** TASK INPUTS **
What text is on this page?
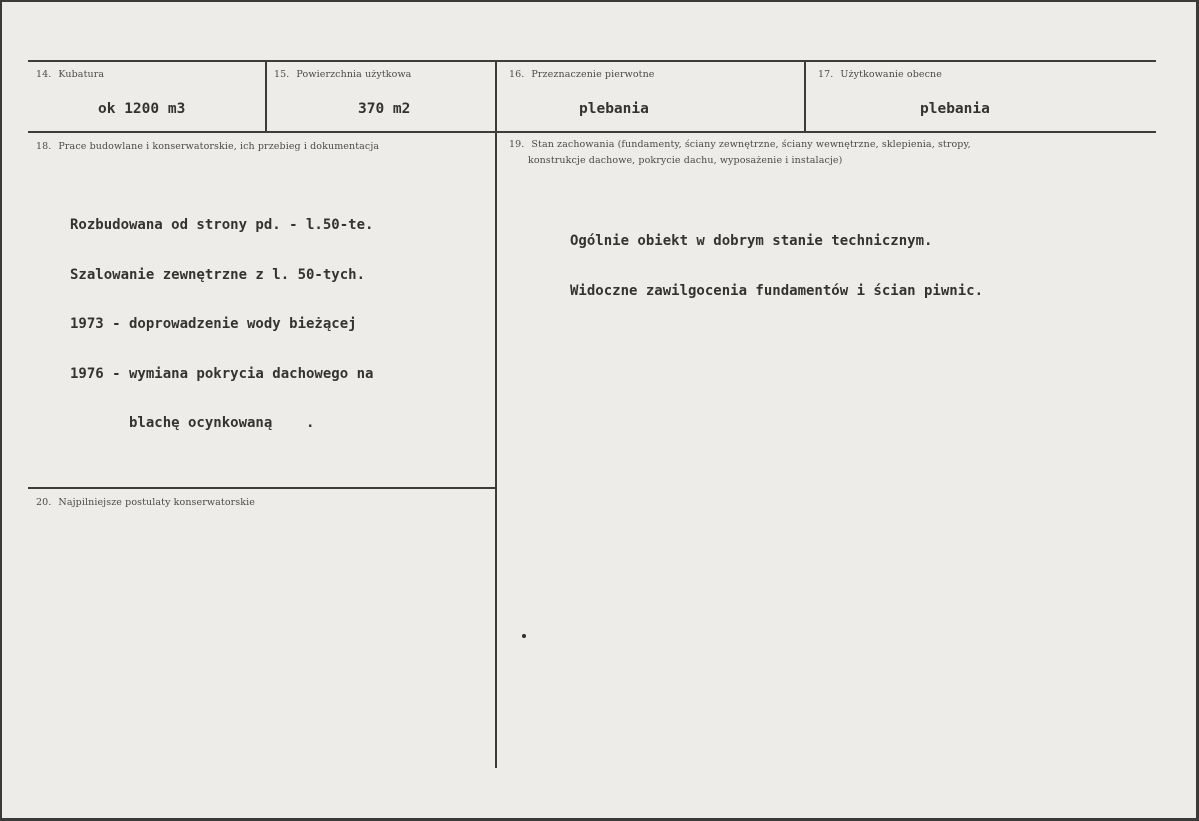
14. Kubatura
ok 1200 m3
15. Powierzchnia użytkowa
370 m2
16. Przeznaczenie pierwotne
plebania
17. Użytkowanie obecne
plebania
18. Prace budowlane i konserwatorskie, ich przebieg i dokumentacja

Rozbudowana od strony pd. - l.50-te.

Szalowanie zewnętrzne z l. 50-tych.

1973 - doprowadzenie wody bieżącej

1976 - wymiana pokrycia dachowego na

blachę ocynkowaną    .

19. Stan zachowania (fundamenty, ściany zewnętrzne, ściany wewnętrzne, sklepienia, stropy,
konstrukcje dachowe, pokrycie dachu, wyposażenie i instalacje)

Ogólnie obiekt w dobrym stanie technicznym.

Widoczne zawilgocenia fundamentów i ścian piwnic.

20. Najpilniejsze postulaty konserwatorskie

** OBJECTIVE **
Scan the records for the string "zewnętrzne". Copy each line in which it appears.

** FINAL RESULT **
Szalowanie zewnętrzne z l. 50-tych.
19. Stan zachowania (fundamenty, ściany zewnętrzne, ściany wewnętrzne, sklepienia, stropy,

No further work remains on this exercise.